- **Exercise details**
Without the pictures, output the records below word for word.

- **Dataset records**
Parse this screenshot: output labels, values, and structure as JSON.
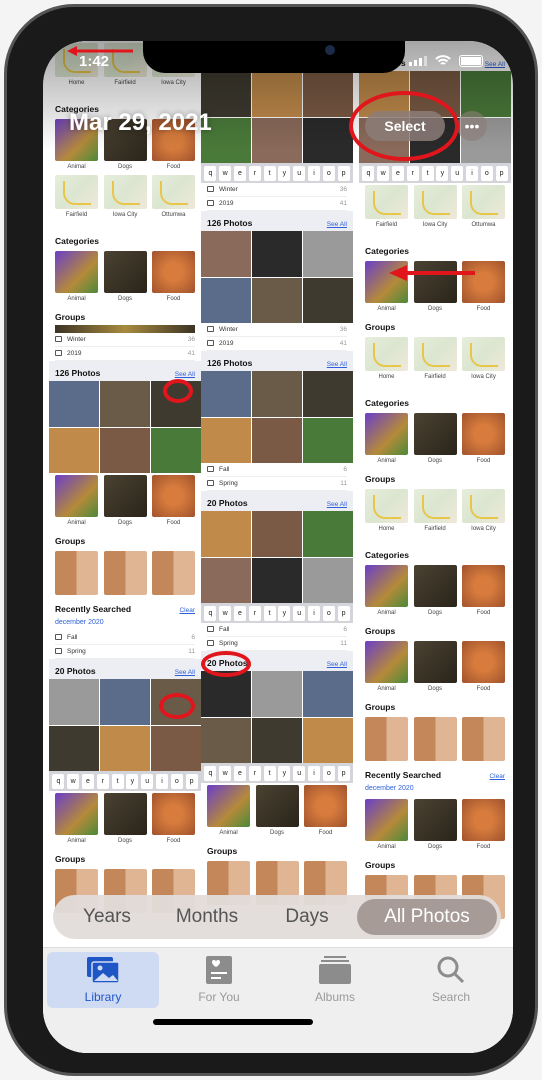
{
  "status": {
    "time": "1:42"
  },
  "header": {
    "title": "Mar 29, 2021",
    "select_label": "Select",
    "more_label": "•••"
  },
  "colors": {
    "accent": "#1f56c6",
    "annotation": "#e0161c",
    "link": "#2c5fd8"
  },
  "columns": [
    {
      "blocks": [
        {
          "type": "maps",
          "items": [
            "Home",
            "Fairfield",
            "Iowa City"
          ]
        },
        {
          "type": "header",
          "title": "Categories"
        },
        {
          "type": "thumbs",
          "items": [
            "Animal",
            "Dogs",
            "Food"
          ]
        },
        {
          "type": "maps",
          "items": [
            "Fairfield",
            "Iowa City",
            "Ottumwa"
          ]
        },
        {
          "type": "header",
          "title": "Categories"
        },
        {
          "type": "thumbs",
          "items": [
            "Animal",
            "Dogs",
            "Food"
          ]
        },
        {
          "type": "header",
          "title": "Groups"
        },
        {
          "type": "strip"
        },
        {
          "type": "list",
          "items": [
            {
              "label": "Winter",
              "count": "36"
            },
            {
              "label": "2019",
              "count": "41"
            }
          ]
        },
        {
          "type": "header",
          "title": "126 Photos",
          "link": "See All",
          "gray": true
        },
        {
          "type": "photos"
        },
        {
          "type": "thumbs",
          "items": [
            "Animal",
            "Dogs",
            "Food"
          ]
        },
        {
          "type": "header",
          "title": "Groups"
        },
        {
          "type": "faces"
        },
        {
          "type": "header",
          "title": "Recently Searched",
          "link": "Clear"
        },
        {
          "type": "recent",
          "text": "december 2020"
        },
        {
          "type": "list",
          "items": [
            {
              "label": "Fall",
              "count": "6"
            },
            {
              "label": "Spring",
              "count": "11"
            }
          ]
        },
        {
          "type": "header",
          "title": "20 Photos",
          "link": "See All",
          "gray": true
        },
        {
          "type": "photos"
        },
        {
          "type": "keyboard"
        },
        {
          "type": "thumbs",
          "items": [
            "Animal",
            "Dogs",
            "Food"
          ]
        },
        {
          "type": "header",
          "title": "Groups"
        },
        {
          "type": "faces"
        }
      ]
    },
    {
      "blocks": [
        {
          "type": "gap"
        },
        {
          "type": "header",
          "title": "30 Photos",
          "link": "See All",
          "gray": true
        },
        {
          "type": "photos"
        },
        {
          "type": "keyboard"
        },
        {
          "type": "list",
          "items": [
            {
              "label": "Winter",
              "count": "36"
            },
            {
              "label": "2019",
              "count": "41"
            }
          ]
        },
        {
          "type": "header",
          "title": "126 Photos",
          "link": "See All",
          "gray": true
        },
        {
          "type": "photos"
        },
        {
          "type": "list",
          "items": [
            {
              "label": "Winter",
              "count": "36"
            },
            {
              "label": "2019",
              "count": "41"
            }
          ]
        },
        {
          "type": "header",
          "title": "126 Photos",
          "link": "See All",
          "gray": true
        },
        {
          "type": "photos"
        },
        {
          "type": "list",
          "items": [
            {
              "label": "Fall",
              "count": "6"
            },
            {
              "label": "Spring",
              "count": "11"
            }
          ]
        },
        {
          "type": "header",
          "title": "20 Photos",
          "link": "See All",
          "gray": true
        },
        {
          "type": "photos"
        },
        {
          "type": "keyboard"
        },
        {
          "type": "list",
          "items": [
            {
              "label": "Fall",
              "count": "6"
            },
            {
              "label": "Spring",
              "count": "11"
            }
          ]
        },
        {
          "type": "header",
          "title": "20 Photos",
          "link": "See All",
          "gray": true
        },
        {
          "type": "photos"
        },
        {
          "type": "keyboard"
        },
        {
          "type": "thumbs",
          "items": [
            "Animal",
            "Dogs",
            "Food"
          ]
        },
        {
          "type": "header",
          "title": "Groups"
        },
        {
          "type": "faces"
        }
      ]
    },
    {
      "blocks": [
        {
          "type": "gap"
        },
        {
          "type": "header",
          "title": "30 Photos",
          "link": "See All"
        },
        {
          "type": "photos"
        },
        {
          "type": "keyboard"
        },
        {
          "type": "maps",
          "items": [
            "Fairfield",
            "Iowa City",
            "Ottumwa"
          ]
        },
        {
          "type": "header",
          "title": "Categories"
        },
        {
          "type": "thumbs",
          "items": [
            "Animal",
            "Dogs",
            "Food"
          ]
        },
        {
          "type": "header",
          "title": "Groups"
        },
        {
          "type": "maps",
          "items": [
            "Home",
            "Fairfield",
            "Iowa City"
          ]
        },
        {
          "type": "header",
          "title": "Categories"
        },
        {
          "type": "thumbs",
          "items": [
            "Animal",
            "Dogs",
            "Food"
          ]
        },
        {
          "type": "header",
          "title": "Groups"
        },
        {
          "type": "maps",
          "items": [
            "Home",
            "Fairfield",
            "Iowa City"
          ]
        },
        {
          "type": "header",
          "title": "Categories"
        },
        {
          "type": "thumbs",
          "items": [
            "Animal",
            "Dogs",
            "Food"
          ]
        },
        {
          "type": "header",
          "title": "Groups"
        },
        {
          "type": "thumbs",
          "items": [
            "Animal",
            "Dogs",
            "Food"
          ]
        },
        {
          "type": "header",
          "title": "Groups"
        },
        {
          "type": "faces"
        },
        {
          "type": "header",
          "title": "Recently Searched",
          "link": "Clear"
        },
        {
          "type": "recent",
          "text": "december 2020"
        },
        {
          "type": "thumbs",
          "items": [
            "Animal",
            "Dogs",
            "Food"
          ]
        },
        {
          "type": "header",
          "title": "Groups"
        },
        {
          "type": "faces"
        }
      ]
    }
  ],
  "keyboard_keys": [
    "q",
    "w",
    "e",
    "r",
    "t",
    "y",
    "u",
    "i",
    "o",
    "p"
  ],
  "segments": [
    {
      "label": "Years",
      "selected": false
    },
    {
      "label": "Months",
      "selected": false
    },
    {
      "label": "Days",
      "selected": false
    },
    {
      "label": "All Photos",
      "selected": true
    }
  ],
  "tabs": [
    {
      "label": "Library",
      "icon": "photo-library-icon",
      "selected": true
    },
    {
      "label": "For You",
      "icon": "for-you-icon",
      "selected": false
    },
    {
      "label": "Albums",
      "icon": "albums-icon",
      "selected": false
    },
    {
      "label": "Search",
      "icon": "search-icon",
      "selected": false
    }
  ]
}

- **Response**
Parse this screenshot: output labels, values, and structure as JSON.
{
  "status": {
    "time": "1:42"
  },
  "header": {
    "title": "Mar 29, 2021",
    "select_label": "Select",
    "more_label": "•••"
  },
  "colors": {
    "accent": "#1f56c6",
    "annotation": "#e0161c",
    "link": "#2c5fd8"
  },
  "columns": [
    {
      "blocks": [
        {
          "type": "maps",
          "items": [
            "Home",
            "Fairfield",
            "Iowa City"
          ]
        },
        {
          "type": "header",
          "title": "Categories"
        },
        {
          "type": "thumbs",
          "items": [
            "Animal",
            "Dogs",
            "Food"
          ]
        },
        {
          "type": "maps",
          "items": [
            "Fairfield",
            "Iowa City",
            "Ottumwa"
          ]
        },
        {
          "type": "header",
          "title": "Categories"
        },
        {
          "type": "thumbs",
          "items": [
            "Animal",
            "Dogs",
            "Food"
          ]
        },
        {
          "type": "header",
          "title": "Groups"
        },
        {
          "type": "strip"
        },
        {
          "type": "list",
          "items": [
            {
              "label": "Winter",
              "count": "36"
            },
            {
              "label": "2019",
              "count": "41"
            }
          ]
        },
        {
          "type": "header",
          "title": "126 Photos",
          "link": "See All",
          "gray": true
        },
        {
          "type": "photos"
        },
        {
          "type": "thumbs",
          "items": [
            "Animal",
            "Dogs",
            "Food"
          ]
        },
        {
          "type": "header",
          "title": "Groups"
        },
        {
          "type": "faces"
        },
        {
          "type": "header",
          "title": "Recently Searched",
          "link": "Clear"
        },
        {
          "type": "recent",
          "text": "december 2020"
        },
        {
          "type": "list",
          "items": [
            {
              "label": "Fall",
              "count": "6"
            },
            {
              "label": "Spring",
              "count": "11"
            }
          ]
        },
        {
          "type": "header",
          "title": "20 Photos",
          "link": "See All",
          "gray": true
        },
        {
          "type": "photos"
        },
        {
          "type": "keyboard"
        },
        {
          "type": "thumbs",
          "items": [
            "Animal",
            "Dogs",
            "Food"
          ]
        },
        {
          "type": "header",
          "title": "Groups"
        },
        {
          "type": "faces"
        }
      ]
    },
    {
      "blocks": [
        {
          "type": "gap"
        },
        {
          "type": "header",
          "title": "30 Photos",
          "link": "See All",
          "gray": true
        },
        {
          "type": "photos"
        },
        {
          "type": "keyboard"
        },
        {
          "type": "list",
          "items": [
            {
              "label": "Winter",
              "count": "36"
            },
            {
              "label": "2019",
              "count": "41"
            }
          ]
        },
        {
          "type": "header",
          "title": "126 Photos",
          "link": "See All",
          "gray": true
        },
        {
          "type": "photos"
        },
        {
          "type": "list",
          "items": [
            {
              "label": "Winter",
              "count": "36"
            },
            {
              "label": "2019",
              "count": "41"
            }
          ]
        },
        {
          "type": "header",
          "title": "126 Photos",
          "link": "See All",
          "gray": true
        },
        {
          "type": "photos"
        },
        {
          "type": "list",
          "items": [
            {
              "label": "Fall",
              "count": "6"
            },
            {
              "label": "Spring",
              "count": "11"
            }
          ]
        },
        {
          "type": "header",
          "title": "20 Photos",
          "link": "See All",
          "gray": true
        },
        {
          "type": "photos"
        },
        {
          "type": "keyboard"
        },
        {
          "type": "list",
          "items": [
            {
              "label": "Fall",
              "count": "6"
            },
            {
              "label": "Spring",
              "count": "11"
            }
          ]
        },
        {
          "type": "header",
          "title": "20 Photos",
          "link": "See All",
          "gray": true
        },
        {
          "type": "photos"
        },
        {
          "type": "keyboard"
        },
        {
          "type": "thumbs",
          "items": [
            "Animal",
            "Dogs",
            "Food"
          ]
        },
        {
          "type": "header",
          "title": "Groups"
        },
        {
          "type": "faces"
        }
      ]
    },
    {
      "blocks": [
        {
          "type": "gap"
        },
        {
          "type": "header",
          "title": "30 Photos",
          "link": "See All"
        },
        {
          "type": "photos"
        },
        {
          "type": "keyboard"
        },
        {
          "type": "maps",
          "items": [
            "Fairfield",
            "Iowa City",
            "Ottumwa"
          ]
        },
        {
          "type": "header",
          "title": "Categories"
        },
        {
          "type": "thumbs",
          "items": [
            "Animal",
            "Dogs",
            "Food"
          ]
        },
        {
          "type": "header",
          "title": "Groups"
        },
        {
          "type": "maps",
          "items": [
            "Home",
            "Fairfield",
            "Iowa City"
          ]
        },
        {
          "type": "header",
          "title": "Categories"
        },
        {
          "type": "thumbs",
          "items": [
            "Animal",
            "Dogs",
            "Food"
          ]
        },
        {
          "type": "header",
          "title": "Groups"
        },
        {
          "type": "maps",
          "items": [
            "Home",
            "Fairfield",
            "Iowa City"
          ]
        },
        {
          "type": "header",
          "title": "Categories"
        },
        {
          "type": "thumbs",
          "items": [
            "Animal",
            "Dogs",
            "Food"
          ]
        },
        {
          "type": "header",
          "title": "Groups"
        },
        {
          "type": "thumbs",
          "items": [
            "Animal",
            "Dogs",
            "Food"
          ]
        },
        {
          "type": "header",
          "title": "Groups"
        },
        {
          "type": "faces"
        },
        {
          "type": "header",
          "title": "Recently Searched",
          "link": "Clear"
        },
        {
          "type": "recent",
          "text": "december 2020"
        },
        {
          "type": "thumbs",
          "items": [
            "Animal",
            "Dogs",
            "Food"
          ]
        },
        {
          "type": "header",
          "title": "Groups"
        },
        {
          "type": "faces"
        }
      ]
    }
  ],
  "keyboard_keys": [
    "q",
    "w",
    "e",
    "r",
    "t",
    "y",
    "u",
    "i",
    "o",
    "p"
  ],
  "segments": [
    {
      "label": "Years",
      "selected": false
    },
    {
      "label": "Months",
      "selected": false
    },
    {
      "label": "Days",
      "selected": false
    },
    {
      "label": "All Photos",
      "selected": true
    }
  ],
  "tabs": [
    {
      "label": "Library",
      "icon": "photo-library-icon",
      "selected": true
    },
    {
      "label": "For You",
      "icon": "for-you-icon",
      "selected": false
    },
    {
      "label": "Albums",
      "icon": "albums-icon",
      "selected": false
    },
    {
      "label": "Search",
      "icon": "search-icon",
      "selected": false
    }
  ]
}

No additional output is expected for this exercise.